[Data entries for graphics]
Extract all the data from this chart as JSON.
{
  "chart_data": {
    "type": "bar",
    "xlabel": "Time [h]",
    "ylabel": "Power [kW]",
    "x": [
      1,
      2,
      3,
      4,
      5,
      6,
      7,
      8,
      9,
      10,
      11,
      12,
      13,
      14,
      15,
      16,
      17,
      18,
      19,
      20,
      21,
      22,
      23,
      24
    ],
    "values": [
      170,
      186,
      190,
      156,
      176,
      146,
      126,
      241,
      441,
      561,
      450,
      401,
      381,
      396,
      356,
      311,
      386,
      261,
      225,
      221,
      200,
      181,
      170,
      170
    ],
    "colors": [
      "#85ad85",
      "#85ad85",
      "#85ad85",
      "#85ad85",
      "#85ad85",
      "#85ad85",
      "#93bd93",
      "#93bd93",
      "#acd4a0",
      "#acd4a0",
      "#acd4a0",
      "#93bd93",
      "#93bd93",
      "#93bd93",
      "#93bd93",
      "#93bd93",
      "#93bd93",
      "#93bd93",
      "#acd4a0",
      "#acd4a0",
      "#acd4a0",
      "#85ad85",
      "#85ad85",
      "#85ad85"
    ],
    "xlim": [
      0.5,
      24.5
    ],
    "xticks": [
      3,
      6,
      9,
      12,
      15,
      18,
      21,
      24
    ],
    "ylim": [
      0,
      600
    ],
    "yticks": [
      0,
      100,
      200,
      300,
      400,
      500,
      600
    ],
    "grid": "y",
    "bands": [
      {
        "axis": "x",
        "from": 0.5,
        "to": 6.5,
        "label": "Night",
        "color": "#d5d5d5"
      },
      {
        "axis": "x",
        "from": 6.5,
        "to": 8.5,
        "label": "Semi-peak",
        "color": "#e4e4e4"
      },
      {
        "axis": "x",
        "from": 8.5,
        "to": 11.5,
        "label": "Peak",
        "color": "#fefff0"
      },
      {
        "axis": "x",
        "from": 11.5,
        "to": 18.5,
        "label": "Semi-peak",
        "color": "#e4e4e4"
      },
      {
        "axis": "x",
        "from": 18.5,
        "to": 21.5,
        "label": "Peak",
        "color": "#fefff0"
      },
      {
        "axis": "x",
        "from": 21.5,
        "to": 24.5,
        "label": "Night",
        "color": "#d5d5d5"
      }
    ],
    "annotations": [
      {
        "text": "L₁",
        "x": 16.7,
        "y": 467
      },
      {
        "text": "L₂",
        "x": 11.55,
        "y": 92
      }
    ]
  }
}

- WHAT THE EXERCISE ASKS -
Please give back all of the records exactly as written.

- SOLUTION FOR THIS EXERCISE -
Extract all the data from this chart as JSON.
{
  "chart_data": {
    "type": "bar",
    "xlabel": "Time [h]",
    "ylabel": "Power [kW]",
    "x": [
      1,
      2,
      3,
      4,
      5,
      6,
      7,
      8,
      9,
      10,
      11,
      12,
      13,
      14,
      15,
      16,
      17,
      18,
      19,
      20,
      21,
      22,
      23,
      24
    ],
    "values": [
      170,
      186,
      190,
      156,
      176,
      146,
      126,
      241,
      441,
      561,
      450,
      401,
      381,
      396,
      356,
      311,
      386,
      261,
      225,
      221,
      200,
      181,
      170,
      170
    ],
    "colors": [
      "#85ad85",
      "#85ad85",
      "#85ad85",
      "#85ad85",
      "#85ad85",
      "#85ad85",
      "#93bd93",
      "#93bd93",
      "#acd4a0",
      "#acd4a0",
      "#acd4a0",
      "#93bd93",
      "#93bd93",
      "#93bd93",
      "#93bd93",
      "#93bd93",
      "#93bd93",
      "#93bd93",
      "#acd4a0",
      "#acd4a0",
      "#acd4a0",
      "#85ad85",
      "#85ad85",
      "#85ad85"
    ],
    "xlim": [
      0.5,
      24.5
    ],
    "xticks": [
      3,
      6,
      9,
      12,
      15,
      18,
      21,
      24
    ],
    "ylim": [
      0,
      600
    ],
    "yticks": [
      0,
      100,
      200,
      300,
      400,
      500,
      600
    ],
    "grid": "y",
    "bands": [
      {
        "axis": "x",
        "from": 0.5,
        "to": 6.5,
        "label": "Night",
        "color": "#d5d5d5"
      },
      {
        "axis": "x",
        "from": 6.5,
        "to": 8.5,
        "label": "Semi-peak",
        "color": "#e4e4e4"
      },
      {
        "axis": "x",
        "from": 8.5,
        "to": 11.5,
        "label": "Peak",
        "color": "#fefff0"
      },
      {
        "axis": "x",
        "from": 11.5,
        "to": 18.5,
        "label": "Semi-peak",
        "color": "#e4e4e4"
      },
      {
        "axis": "x",
        "from": 18.5,
        "to": 21.5,
        "label": "Peak",
        "color": "#fefff0"
      },
      {
        "axis": "x",
        "from": 21.5,
        "to": 24.5,
        "label": "Night",
        "color": "#d5d5d5"
      }
    ],
    "annotations": [
      {
        "text": "L₁",
        "x": 16.7,
        "y": 467
      },
      {
        "text": "L₂",
        "x": 11.55,
        "y": 92
      }
    ]
  }
}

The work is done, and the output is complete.